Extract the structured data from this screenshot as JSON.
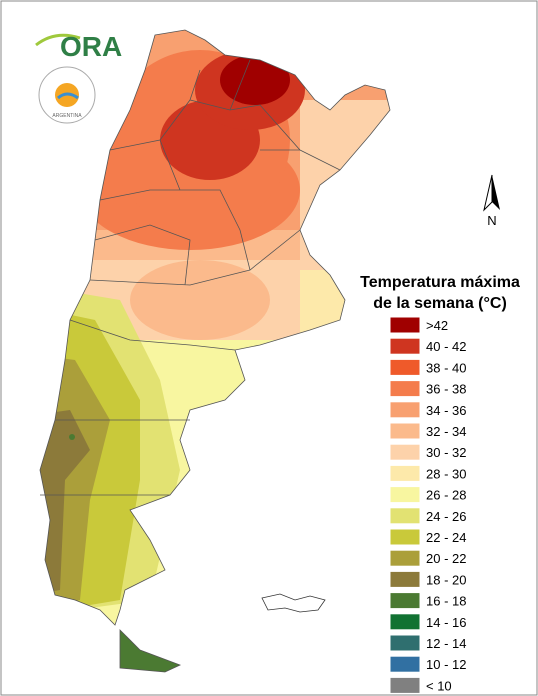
{
  "logo": {
    "name": "ORA",
    "country": "ARGENTINA"
  },
  "north": "N",
  "legend": {
    "title": [
      "Temperatura máxima",
      "de la semana (°C)"
    ],
    "entries": [
      {
        "label": ">42",
        "color": "#a00000"
      },
      {
        "label": "40 - 42",
        "color": "#cf3520"
      },
      {
        "label": "38 - 40",
        "color": "#ef5a2a"
      },
      {
        "label": "36 - 38",
        "color": "#f47c4c"
      },
      {
        "label": "34 - 36",
        "color": "#f8a070"
      },
      {
        "label": "32 - 34",
        "color": "#fbba8c"
      },
      {
        "label": "30 - 32",
        "color": "#fdd2aa"
      },
      {
        "label": "28 - 30",
        "color": "#fde9aa"
      },
      {
        "label": "26 - 28",
        "color": "#f8f6a0"
      },
      {
        "label": "24 - 26",
        "color": "#e2e272"
      },
      {
        "label": "22 - 24",
        "color": "#c9c93a"
      },
      {
        "label": "20 - 22",
        "color": "#ab9f3a"
      },
      {
        "label": "18 - 20",
        "color": "#8c7a3a"
      },
      {
        "label": "16 - 18",
        "color": "#4b7a32"
      },
      {
        "label": "14 - 16",
        "color": "#117232"
      },
      {
        "label": "12 - 14",
        "color": "#2f6f6f"
      },
      {
        "label": "10 - 12",
        "color": "#3170a2"
      },
      {
        "label": "< 10",
        "color": "#808080"
      }
    ]
  }
}
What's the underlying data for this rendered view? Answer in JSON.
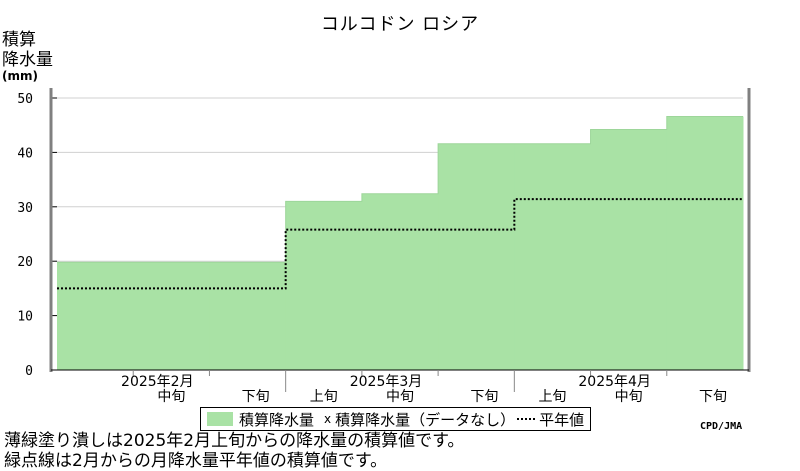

○ ○ ○ ○

**Work to do:** Word for word, quote the full listing, omitting every picture.

**Exercise solution:**
Extract the structured data from this screenshot as JSON.
{
  "logo": {
    "name": "ORA",
    "country": "ARGENTINA"
  },
  "north": "N",
  "legend": {
    "title": [
      "Temperatura máxima",
      "de la semana (°C)"
    ],
    "entries": [
      {
        "label": ">42",
        "color": "#a00000"
      },
      {
        "label": "40 - 42",
        "color": "#cf3520"
      },
      {
        "label": "38 - 40",
        "color": "#ef5a2a"
      },
      {
        "label": "36 - 38",
        "color": "#f47c4c"
      },
      {
        "label": "34 - 36",
        "color": "#f8a070"
      },
      {
        "label": "32 - 34",
        "color": "#fbba8c"
      },
      {
        "label": "30 - 32",
        "color": "#fdd2aa"
      },
      {
        "label": "28 - 30",
        "color": "#fde9aa"
      },
      {
        "label": "26 - 28",
        "color": "#f8f6a0"
      },
      {
        "label": "24 - 26",
        "color": "#e2e272"
      },
      {
        "label": "22 - 24",
        "color": "#c9c93a"
      },
      {
        "label": "20 - 22",
        "color": "#ab9f3a"
      },
      {
        "label": "18 - 20",
        "color": "#8c7a3a"
      },
      {
        "label": "16 - 18",
        "color": "#4b7a32"
      },
      {
        "label": "14 - 16",
        "color": "#117232"
      },
      {
        "label": "12 - 14",
        "color": "#2f6f6f"
      },
      {
        "label": "10 - 12",
        "color": "#3170a2"
      },
      {
        "label": "< 10",
        "color": "#808080"
      }
    ]
  }
}
What's the underlying data for this rendered view? Answer in JSON.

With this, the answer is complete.